Le quotidien du Sénégalais est de plus en plus rythmé par des pesanteurs sociales étouffantes. Plus il subit la pression, plus il essaie de résister, comme s’il y avait une obligation vitale de montrer qu’il n’est pas un naufragé social. Le stress que génère la Tabaski dans notre pays n’a d’équivalent nulle part ailleurs dans le monde.
À peine a-t-il fini de digérer son repas gargantuesque de Korité, après un mois de diète, que tout dans l’environnement du Sénégalais lui rappelle l’imminence de la grande fête du sacrifice. Hanté par la liste des dépenses incompressibles qui l’attendent de pied ferme — et qui ne cesse de s’allonger d’année en année —, armé d’une détermination de circonstance qui le pousserait à gravir l’Everest en un clin d’œil, notre bonhomme se lance un défi : célébrer en grand. À tout prix. Pour tenir son rang, il descend volontiers dans l’arène régie par les impassibles « téfankés », muni de sa banderille émoussée, il y a belle lurette, par la conjoncture, pour affronter un taureau, pardon un bélier qui lui aura porté des coups de corne avant de rendre gorge. Le pauvre aura été déjà saigné à blanc par les autres dépenses avant de pouvoir bomber le torse au moment de rentrer, fièrement, à la maison avec son trophée à quatre pattes au bout d’une corde.
Un butin que reluqueront dans les moindres détails les enfants malappris du quartier et que pèsera, soupèsera l’épouse du guerrier avant de décerner une note. Les autres petites dépenses à caractère socioculturel qui jaillissent de partout le jour J, on n’en parle pas. Il faut débourser pour respecter cette coutume contraignante qui a tendance à nous faire oublier la souplesse de la religion devant certaines situations difficiles. Malpolis. On feint de l’ignorer, le sacrifice du mouton n’est pas une obligation religieuse.

**DONNÉES EXTRAITES:**

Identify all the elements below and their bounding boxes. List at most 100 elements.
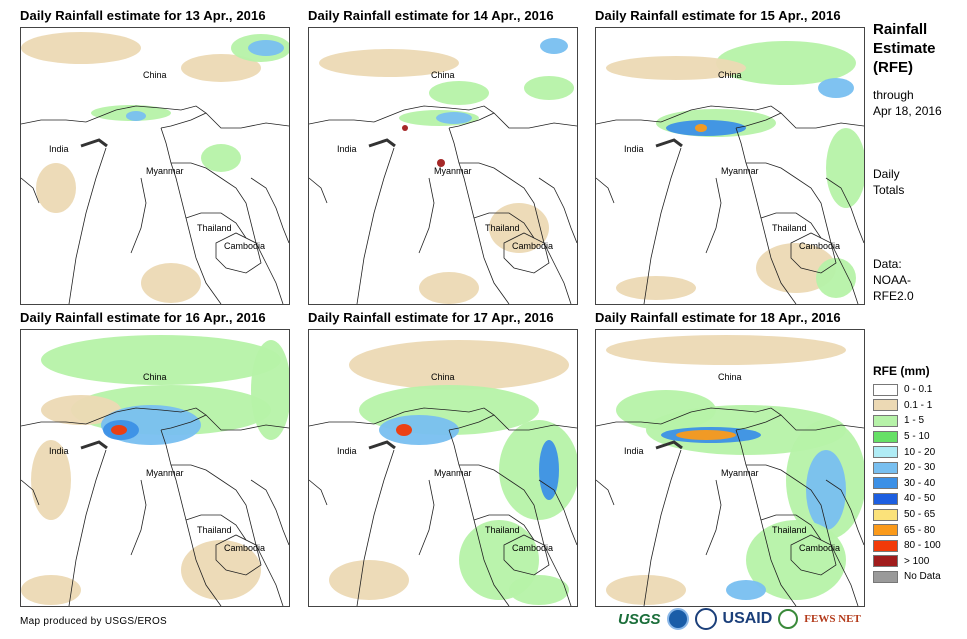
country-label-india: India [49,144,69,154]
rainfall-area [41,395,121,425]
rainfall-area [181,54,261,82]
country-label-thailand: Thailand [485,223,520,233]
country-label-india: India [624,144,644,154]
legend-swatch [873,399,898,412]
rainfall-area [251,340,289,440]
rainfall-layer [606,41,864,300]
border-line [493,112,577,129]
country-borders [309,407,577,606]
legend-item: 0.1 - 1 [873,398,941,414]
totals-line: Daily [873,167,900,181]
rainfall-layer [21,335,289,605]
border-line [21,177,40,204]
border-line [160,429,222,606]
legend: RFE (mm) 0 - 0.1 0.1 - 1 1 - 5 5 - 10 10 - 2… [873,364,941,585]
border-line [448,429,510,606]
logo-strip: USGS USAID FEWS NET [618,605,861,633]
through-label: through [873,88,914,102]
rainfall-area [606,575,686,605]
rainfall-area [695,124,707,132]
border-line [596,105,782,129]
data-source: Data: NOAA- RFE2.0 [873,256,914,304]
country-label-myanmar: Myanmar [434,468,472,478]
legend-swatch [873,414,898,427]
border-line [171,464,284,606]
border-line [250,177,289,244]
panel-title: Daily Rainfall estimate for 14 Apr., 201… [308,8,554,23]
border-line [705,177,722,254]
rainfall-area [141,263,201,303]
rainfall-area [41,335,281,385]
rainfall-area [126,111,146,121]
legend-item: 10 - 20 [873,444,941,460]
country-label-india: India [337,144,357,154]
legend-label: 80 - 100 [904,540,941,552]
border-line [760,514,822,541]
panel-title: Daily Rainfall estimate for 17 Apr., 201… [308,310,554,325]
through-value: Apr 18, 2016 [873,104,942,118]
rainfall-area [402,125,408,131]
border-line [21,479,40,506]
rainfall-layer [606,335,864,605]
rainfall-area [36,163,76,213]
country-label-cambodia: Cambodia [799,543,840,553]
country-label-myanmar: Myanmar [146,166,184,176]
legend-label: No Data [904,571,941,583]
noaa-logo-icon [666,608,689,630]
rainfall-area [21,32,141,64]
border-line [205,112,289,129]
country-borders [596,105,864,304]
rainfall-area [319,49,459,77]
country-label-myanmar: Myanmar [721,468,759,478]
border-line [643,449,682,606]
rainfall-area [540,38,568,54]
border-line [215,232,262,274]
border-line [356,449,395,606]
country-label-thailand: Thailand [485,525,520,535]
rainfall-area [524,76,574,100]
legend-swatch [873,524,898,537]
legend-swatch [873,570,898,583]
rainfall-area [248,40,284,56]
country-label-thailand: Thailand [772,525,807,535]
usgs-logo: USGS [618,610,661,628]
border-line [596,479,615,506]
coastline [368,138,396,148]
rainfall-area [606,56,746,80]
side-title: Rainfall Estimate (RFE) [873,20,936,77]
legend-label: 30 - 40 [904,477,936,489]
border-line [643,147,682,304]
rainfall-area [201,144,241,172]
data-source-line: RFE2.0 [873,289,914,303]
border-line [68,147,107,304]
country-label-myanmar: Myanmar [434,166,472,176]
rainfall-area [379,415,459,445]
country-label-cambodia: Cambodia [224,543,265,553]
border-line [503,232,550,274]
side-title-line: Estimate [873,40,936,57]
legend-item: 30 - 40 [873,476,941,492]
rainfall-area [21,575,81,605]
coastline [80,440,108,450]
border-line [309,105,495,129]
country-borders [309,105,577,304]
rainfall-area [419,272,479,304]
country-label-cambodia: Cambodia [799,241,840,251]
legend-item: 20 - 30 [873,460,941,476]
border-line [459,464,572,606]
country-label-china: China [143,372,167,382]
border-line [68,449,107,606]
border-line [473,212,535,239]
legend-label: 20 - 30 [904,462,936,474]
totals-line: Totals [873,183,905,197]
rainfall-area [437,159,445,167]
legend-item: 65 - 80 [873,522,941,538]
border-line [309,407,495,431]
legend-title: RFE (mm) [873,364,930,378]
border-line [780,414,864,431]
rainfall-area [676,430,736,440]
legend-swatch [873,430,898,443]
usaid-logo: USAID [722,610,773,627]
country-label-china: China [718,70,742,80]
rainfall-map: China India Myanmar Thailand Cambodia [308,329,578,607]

**VOTRE TÂCHE:** Reprenez mot pour mot le passage du texte sur la Tabaski qui commence par « Un butin que » et s'achève sur « une obligation religieuse. ». Les données ne jouent aucun rôle dans cet exercice.

**RÉPONSE ATTENDUE:**
Un butin que reluqueront dans les moindres détails les enfants malappris du quartier et que pèsera, soupèsera l’épouse du guerrier avant de décerner une note. Les autres petites dépenses à caractère socioculturel qui jaillissent de partout le jour J, on n’en parle pas. Il faut débourser pour respecter cette coutume contraignante qui a tendance à nous faire oublier la souplesse de la religion devant certaines situations difficiles. Malpolis. On feint de l’ignorer, le sacrifice du mouton n’est pas une obligation religieuse.